DIRECTION: Print every line of the listing exactly, please.

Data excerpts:
..............................
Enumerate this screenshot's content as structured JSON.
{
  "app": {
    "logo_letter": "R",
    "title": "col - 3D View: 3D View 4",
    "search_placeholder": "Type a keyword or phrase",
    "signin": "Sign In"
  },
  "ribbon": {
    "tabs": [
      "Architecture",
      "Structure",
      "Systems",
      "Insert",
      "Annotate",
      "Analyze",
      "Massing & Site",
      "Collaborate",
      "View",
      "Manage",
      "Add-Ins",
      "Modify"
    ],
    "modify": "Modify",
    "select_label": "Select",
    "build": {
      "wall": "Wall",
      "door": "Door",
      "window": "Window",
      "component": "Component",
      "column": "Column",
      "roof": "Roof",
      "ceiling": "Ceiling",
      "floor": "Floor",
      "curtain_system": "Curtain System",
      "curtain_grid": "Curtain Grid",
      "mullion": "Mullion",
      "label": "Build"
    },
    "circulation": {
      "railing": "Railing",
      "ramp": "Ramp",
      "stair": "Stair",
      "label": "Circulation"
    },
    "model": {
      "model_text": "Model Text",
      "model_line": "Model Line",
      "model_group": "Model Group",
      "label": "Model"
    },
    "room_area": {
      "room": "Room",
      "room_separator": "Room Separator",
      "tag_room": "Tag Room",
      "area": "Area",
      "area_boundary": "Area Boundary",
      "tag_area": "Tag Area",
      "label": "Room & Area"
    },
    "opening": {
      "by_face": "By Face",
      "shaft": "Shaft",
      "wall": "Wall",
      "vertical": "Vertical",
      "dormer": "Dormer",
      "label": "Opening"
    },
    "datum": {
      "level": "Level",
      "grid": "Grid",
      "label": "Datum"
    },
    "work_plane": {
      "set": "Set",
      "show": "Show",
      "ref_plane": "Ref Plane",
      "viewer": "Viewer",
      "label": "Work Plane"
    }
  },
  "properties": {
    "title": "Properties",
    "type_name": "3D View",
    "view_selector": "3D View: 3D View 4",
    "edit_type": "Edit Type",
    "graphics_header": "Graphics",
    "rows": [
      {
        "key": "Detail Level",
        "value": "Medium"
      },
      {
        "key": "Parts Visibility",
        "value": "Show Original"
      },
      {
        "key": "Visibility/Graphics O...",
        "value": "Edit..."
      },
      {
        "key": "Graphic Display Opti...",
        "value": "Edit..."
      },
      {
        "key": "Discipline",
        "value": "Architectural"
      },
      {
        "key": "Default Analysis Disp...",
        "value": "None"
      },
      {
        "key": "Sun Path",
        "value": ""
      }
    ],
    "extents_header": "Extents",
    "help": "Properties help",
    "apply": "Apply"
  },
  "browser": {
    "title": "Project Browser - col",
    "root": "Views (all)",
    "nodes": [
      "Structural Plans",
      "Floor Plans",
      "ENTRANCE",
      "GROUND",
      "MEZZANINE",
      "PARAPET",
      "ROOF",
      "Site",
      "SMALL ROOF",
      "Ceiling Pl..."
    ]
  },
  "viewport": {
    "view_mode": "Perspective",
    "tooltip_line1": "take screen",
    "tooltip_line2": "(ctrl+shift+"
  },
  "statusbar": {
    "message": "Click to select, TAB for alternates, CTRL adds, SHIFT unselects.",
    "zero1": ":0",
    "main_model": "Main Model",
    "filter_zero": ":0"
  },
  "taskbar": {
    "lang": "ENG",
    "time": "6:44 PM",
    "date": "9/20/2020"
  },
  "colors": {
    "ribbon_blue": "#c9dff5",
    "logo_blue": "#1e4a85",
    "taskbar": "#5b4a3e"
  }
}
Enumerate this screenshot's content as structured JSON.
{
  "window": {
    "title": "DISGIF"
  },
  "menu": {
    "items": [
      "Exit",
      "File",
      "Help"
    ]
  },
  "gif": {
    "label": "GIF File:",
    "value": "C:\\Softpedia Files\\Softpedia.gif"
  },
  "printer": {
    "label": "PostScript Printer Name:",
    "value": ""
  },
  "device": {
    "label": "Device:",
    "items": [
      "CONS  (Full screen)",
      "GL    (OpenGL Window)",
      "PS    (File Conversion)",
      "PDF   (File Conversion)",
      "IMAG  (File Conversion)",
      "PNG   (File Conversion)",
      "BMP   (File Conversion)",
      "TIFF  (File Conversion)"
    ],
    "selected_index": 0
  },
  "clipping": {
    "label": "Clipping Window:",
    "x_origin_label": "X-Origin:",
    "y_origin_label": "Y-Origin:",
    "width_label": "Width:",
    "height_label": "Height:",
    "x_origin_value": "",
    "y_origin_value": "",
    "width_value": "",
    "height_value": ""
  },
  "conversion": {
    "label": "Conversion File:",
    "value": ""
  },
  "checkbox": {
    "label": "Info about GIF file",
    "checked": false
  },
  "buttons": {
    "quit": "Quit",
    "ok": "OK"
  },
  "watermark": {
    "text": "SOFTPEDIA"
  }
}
..............................
ANSWER TO THIS EXERCISE:
Enumerate this screenshot's content as structured JSON.
{
  "app": {
    "logo_letter": "R",
    "title": "col - 3D View: 3D View 4",
    "search_placeholder": "Type a keyword or phrase",
    "signin": "Sign In"
  },
  "ribbon": {
    "tabs": [
      "Architecture",
      "Structure",
      "Systems",
      "Insert",
      "Annotate",
      "Analyze",
      "Massing & Site",
      "Collaborate",
      "View",
      "Manage",
      "Add-Ins",
      "Modify"
    ],
    "modify": "Modify",
    "select_label": "Select",
    "build": {
      "wall": "Wall",
      "door": "Door",
      "window": "Window",
      "component": "Component",
      "column": "Column",
      "roof": "Roof",
      "ceiling": "Ceiling",
      "floor": "Floor",
      "curtain_system": "Curtain System",
      "curtain_grid": "Curtain Grid",
      "mullion": "Mullion",
      "label": "Build"
    },
    "circulation": {
      "railing": "Railing",
      "ramp": "Ramp",
      "stair": "Stair",
      "label": "Circulation"
    },
    "model": {
      "model_text": "Model Text",
      "model_line": "Model Line",
      "model_group": "Model Group",
      "label": "Model"
    },
    "room_area": {
      "room": "Room",
      "room_separator": "Room Separator",
      "tag_room": "Tag Room",
      "area": "Area",
      "area_boundary": "Area Boundary",
      "tag_area": "Tag Area",
      "label": "Room & Area"
    },
    "opening": {
      "by_face": "By Face",
      "shaft": "Shaft",
      "wall": "Wall",
      "vertical": "Vertical",
      "dormer": "Dormer",
      "label": "Opening"
    },
    "datum": {
      "level": "Level",
      "grid": "Grid",
      "label": "Datum"
    },
    "work_plane": {
      "set": "Set",
      "show": "Show",
      "ref_plane": "Ref Plane",
      "viewer": "Viewer",
      "label": "Work Plane"
    }
  },
  "properties": {
    "title": "Properties",
    "type_name": "3D View",
    "view_selector": "3D View: 3D View 4",
    "edit_type": "Edit Type",
    "graphics_header": "Graphics",
    "rows": [
      {
        "key": "Detail Level",
        "value": "Medium"
      },
      {
        "key": "Parts Visibility",
        "value": "Show Original"
      },
      {
        "key": "Visibility/Graphics O...",
        "value": "Edit..."
      },
      {
        "key": "Graphic Display Opti...",
        "value": "Edit..."
      },
      {
        "key": "Discipline",
        "value": "Architectural"
      },
      {
        "key": "Default Analysis Disp...",
        "value": "None"
      },
      {
        "key": "Sun Path",
        "value": ""
      }
    ],
    "extents_header": "Extents",
    "help": "Properties help",
    "apply": "Apply"
  },
  "browser": {
    "title": "Project Browser - col",
    "root": "Views (all)",
    "nodes": [
      "Structural Plans",
      "Floor Plans",
      "ENTRANCE",
      "GROUND",
      "MEZZANINE",
      "PARAPET",
      "ROOF",
      "Site",
      "SMALL ROOF",
      "Ceiling Pl..."
    ]
  },
  "viewport": {
    "view_mode": "Perspective",
    "tooltip_line1": "take screen",
    "tooltip_line2": "(ctrl+shift+"
  },
  "statusbar": {
    "message": "Click to select, TAB for alternates, CTRL adds, SHIFT unselects.",
    "zero1": ":0",
    "main_model": "Main Model",
    "filter_zero": ":0"
  },
  "taskbar": {
    "lang": "ENG",
    "time": "6:44 PM",
    "date": "9/20/2020"
  },
  "colors": {
    "ribbon_blue": "#c9dff5",
    "logo_blue": "#1e4a85",
    "taskbar": "#5b4a3e"
  }
}
Enumerate this screenshot's content as structured JSON.
{
  "window": {
    "title": "DISGIF"
  },
  "menu": {
    "items": [
      "Exit",
      "File",
      "Help"
    ]
  },
  "gif": {
    "label": "GIF File:",
    "value": "C:\\Softpedia Files\\Softpedia.gif"
  },
  "printer": {
    "label": "PostScript Printer Name:",
    "value": ""
  },
  "device": {
    "label": "Device:",
    "items": [
      "CONS  (Full screen)",
      "GL    (OpenGL Window)",
      "PS    (File Conversion)",
      "PDF   (File Conversion)",
      "IMAG  (File Conversion)",
      "PNG   (File Conversion)",
      "BMP   (File Conversion)",
      "TIFF  (File Conversion)"
    ],
    "selected_index": 0
  },
  "clipping": {
    "label": "Clipping Window:",
    "x_origin_label": "X-Origin:",
    "y_origin_label": "Y-Origin:",
    "width_label": "Width:",
    "height_label": "Height:",
    "x_origin_value": "",
    "y_origin_value": "",
    "width_value": "",
    "height_value": ""
  },
  "conversion": {
    "label": "Conversion File:",
    "value": ""
  },
  "checkbox": {
    "label": "Info about GIF file",
    "checked": false
  },
  "buttons": {
    "quit": "Quit",
    "ok": "OK"
  },
  "watermark": {
    "text": "SOFTPEDIA"
  }
}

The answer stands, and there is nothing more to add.